Problem to solve
Which lines have the string "ILOPANGO"? Copy all of them from the entries below.

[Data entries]
----

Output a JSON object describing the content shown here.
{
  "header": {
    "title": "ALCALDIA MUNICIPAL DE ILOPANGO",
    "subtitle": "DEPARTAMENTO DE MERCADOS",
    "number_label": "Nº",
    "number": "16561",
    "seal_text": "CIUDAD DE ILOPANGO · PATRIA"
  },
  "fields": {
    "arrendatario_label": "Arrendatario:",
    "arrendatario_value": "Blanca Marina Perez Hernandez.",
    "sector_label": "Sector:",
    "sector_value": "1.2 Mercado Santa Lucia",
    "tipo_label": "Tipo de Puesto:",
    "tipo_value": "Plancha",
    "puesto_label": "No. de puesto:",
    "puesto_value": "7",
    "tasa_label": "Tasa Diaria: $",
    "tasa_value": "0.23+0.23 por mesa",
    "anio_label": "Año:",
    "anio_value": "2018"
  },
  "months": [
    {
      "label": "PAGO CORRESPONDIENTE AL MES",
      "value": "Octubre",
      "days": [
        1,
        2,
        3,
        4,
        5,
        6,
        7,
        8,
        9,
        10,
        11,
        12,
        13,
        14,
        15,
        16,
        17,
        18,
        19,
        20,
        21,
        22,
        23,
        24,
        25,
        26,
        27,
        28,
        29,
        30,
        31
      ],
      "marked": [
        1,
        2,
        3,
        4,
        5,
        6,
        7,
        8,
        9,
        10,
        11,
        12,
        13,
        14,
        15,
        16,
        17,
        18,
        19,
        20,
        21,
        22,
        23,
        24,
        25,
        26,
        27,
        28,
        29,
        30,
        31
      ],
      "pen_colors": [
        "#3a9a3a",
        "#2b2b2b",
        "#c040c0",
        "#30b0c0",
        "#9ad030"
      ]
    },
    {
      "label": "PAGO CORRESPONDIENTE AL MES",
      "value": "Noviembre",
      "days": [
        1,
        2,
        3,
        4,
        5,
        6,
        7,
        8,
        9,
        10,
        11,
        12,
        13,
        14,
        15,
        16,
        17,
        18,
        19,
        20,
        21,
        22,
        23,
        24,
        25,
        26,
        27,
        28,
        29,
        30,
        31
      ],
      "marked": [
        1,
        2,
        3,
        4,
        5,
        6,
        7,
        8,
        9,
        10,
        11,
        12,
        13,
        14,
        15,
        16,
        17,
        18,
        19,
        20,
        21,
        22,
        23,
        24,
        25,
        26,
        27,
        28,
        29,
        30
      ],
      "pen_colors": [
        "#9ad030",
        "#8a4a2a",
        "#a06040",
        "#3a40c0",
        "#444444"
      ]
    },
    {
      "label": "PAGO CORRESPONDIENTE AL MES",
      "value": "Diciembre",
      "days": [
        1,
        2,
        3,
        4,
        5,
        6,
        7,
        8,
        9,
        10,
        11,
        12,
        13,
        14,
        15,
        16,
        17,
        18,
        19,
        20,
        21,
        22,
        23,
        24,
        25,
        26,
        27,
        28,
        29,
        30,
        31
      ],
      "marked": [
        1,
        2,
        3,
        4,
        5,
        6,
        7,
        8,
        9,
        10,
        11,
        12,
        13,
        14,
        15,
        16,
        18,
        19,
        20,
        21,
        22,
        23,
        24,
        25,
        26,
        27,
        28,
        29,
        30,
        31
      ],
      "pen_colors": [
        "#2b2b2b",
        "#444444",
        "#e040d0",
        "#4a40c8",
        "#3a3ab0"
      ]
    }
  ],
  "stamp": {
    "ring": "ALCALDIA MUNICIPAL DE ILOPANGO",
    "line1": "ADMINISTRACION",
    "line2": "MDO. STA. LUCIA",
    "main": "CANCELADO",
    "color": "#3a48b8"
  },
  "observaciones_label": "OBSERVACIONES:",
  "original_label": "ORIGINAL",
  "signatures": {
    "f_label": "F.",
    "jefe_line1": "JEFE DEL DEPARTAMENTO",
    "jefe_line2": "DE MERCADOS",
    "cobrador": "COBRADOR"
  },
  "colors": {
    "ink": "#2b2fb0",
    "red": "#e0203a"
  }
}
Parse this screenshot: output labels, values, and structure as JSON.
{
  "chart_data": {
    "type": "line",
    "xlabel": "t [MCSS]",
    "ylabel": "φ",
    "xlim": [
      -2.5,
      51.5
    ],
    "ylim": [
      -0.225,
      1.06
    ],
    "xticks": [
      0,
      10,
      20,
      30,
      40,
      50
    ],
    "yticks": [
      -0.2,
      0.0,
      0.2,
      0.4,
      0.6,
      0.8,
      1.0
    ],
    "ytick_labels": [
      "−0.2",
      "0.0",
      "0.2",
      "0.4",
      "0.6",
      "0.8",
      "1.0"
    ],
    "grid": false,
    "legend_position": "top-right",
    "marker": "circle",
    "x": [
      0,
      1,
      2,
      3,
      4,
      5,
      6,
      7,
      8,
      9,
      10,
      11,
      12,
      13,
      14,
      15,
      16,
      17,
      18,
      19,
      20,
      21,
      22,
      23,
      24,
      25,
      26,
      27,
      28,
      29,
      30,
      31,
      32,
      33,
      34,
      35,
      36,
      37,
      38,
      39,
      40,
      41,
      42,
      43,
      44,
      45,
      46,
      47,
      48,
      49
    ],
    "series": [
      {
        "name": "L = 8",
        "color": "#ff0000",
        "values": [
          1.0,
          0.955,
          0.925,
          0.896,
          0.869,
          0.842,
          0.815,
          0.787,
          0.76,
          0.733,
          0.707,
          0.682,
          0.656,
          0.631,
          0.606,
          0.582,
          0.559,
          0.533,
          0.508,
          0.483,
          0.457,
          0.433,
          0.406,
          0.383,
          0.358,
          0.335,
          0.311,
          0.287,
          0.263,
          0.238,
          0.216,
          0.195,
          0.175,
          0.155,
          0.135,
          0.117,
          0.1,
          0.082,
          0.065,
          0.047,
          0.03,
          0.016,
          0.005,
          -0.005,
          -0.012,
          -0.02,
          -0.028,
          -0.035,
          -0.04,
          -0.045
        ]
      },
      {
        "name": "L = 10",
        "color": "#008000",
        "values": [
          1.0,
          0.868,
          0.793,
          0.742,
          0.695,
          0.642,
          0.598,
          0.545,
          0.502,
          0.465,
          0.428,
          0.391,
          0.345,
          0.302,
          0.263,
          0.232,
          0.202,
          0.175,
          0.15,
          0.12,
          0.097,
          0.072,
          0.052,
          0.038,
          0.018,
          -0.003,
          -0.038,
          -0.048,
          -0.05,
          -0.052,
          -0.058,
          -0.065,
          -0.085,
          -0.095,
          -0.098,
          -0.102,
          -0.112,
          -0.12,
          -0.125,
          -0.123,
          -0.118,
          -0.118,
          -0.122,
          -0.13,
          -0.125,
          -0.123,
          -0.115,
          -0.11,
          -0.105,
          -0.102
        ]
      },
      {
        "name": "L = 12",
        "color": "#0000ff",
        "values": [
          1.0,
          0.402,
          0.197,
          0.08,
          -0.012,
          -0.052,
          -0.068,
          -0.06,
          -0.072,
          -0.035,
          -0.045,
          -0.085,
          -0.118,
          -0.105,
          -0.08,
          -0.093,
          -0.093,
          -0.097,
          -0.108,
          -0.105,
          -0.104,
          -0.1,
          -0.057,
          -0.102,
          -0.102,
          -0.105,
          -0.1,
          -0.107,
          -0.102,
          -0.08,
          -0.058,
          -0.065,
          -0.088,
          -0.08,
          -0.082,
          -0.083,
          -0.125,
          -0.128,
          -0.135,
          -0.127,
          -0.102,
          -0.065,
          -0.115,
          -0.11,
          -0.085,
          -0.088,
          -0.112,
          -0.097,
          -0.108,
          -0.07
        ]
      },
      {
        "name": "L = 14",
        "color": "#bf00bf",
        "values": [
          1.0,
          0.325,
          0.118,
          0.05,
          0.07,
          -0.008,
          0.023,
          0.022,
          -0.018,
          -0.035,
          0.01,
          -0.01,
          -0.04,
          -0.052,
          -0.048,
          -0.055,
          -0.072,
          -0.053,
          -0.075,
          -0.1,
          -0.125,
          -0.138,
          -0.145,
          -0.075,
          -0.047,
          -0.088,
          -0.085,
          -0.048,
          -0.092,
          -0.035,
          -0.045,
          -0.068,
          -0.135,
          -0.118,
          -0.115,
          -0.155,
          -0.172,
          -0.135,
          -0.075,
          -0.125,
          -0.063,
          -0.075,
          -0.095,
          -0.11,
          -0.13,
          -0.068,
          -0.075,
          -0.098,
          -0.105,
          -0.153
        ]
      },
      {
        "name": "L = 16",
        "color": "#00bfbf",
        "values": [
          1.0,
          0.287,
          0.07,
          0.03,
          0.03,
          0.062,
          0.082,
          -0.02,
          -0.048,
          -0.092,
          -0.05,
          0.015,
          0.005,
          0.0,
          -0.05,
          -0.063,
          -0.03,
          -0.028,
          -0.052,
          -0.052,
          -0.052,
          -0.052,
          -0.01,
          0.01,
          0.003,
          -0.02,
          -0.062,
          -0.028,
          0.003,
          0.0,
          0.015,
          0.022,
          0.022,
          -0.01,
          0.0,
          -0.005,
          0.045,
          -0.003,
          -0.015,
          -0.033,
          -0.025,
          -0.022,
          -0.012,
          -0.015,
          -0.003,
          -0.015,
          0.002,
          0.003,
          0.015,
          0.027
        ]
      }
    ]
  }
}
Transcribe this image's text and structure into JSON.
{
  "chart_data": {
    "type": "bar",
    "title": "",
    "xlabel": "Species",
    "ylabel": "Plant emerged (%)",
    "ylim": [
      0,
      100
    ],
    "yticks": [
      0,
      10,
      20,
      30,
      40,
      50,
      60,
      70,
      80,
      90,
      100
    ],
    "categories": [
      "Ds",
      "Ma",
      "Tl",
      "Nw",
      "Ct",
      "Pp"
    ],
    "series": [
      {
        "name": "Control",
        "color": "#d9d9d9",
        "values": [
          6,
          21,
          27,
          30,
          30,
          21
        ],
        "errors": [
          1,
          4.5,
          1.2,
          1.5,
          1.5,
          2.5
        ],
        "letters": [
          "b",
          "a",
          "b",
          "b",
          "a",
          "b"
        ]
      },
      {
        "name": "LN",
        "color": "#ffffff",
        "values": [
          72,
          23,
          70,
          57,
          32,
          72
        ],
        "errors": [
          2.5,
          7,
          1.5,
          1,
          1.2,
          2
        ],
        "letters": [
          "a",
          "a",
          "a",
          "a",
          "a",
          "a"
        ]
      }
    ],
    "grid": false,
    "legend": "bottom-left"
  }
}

----

Completed task
    "title": "ALCALDIA MUNICIPAL DE ILOPANGO",
    "seal_text": "CIUDAD DE ILOPANGO · PATRIA"
    "ring": "ALCALDIA MUNICIPAL DE ILOPANGO",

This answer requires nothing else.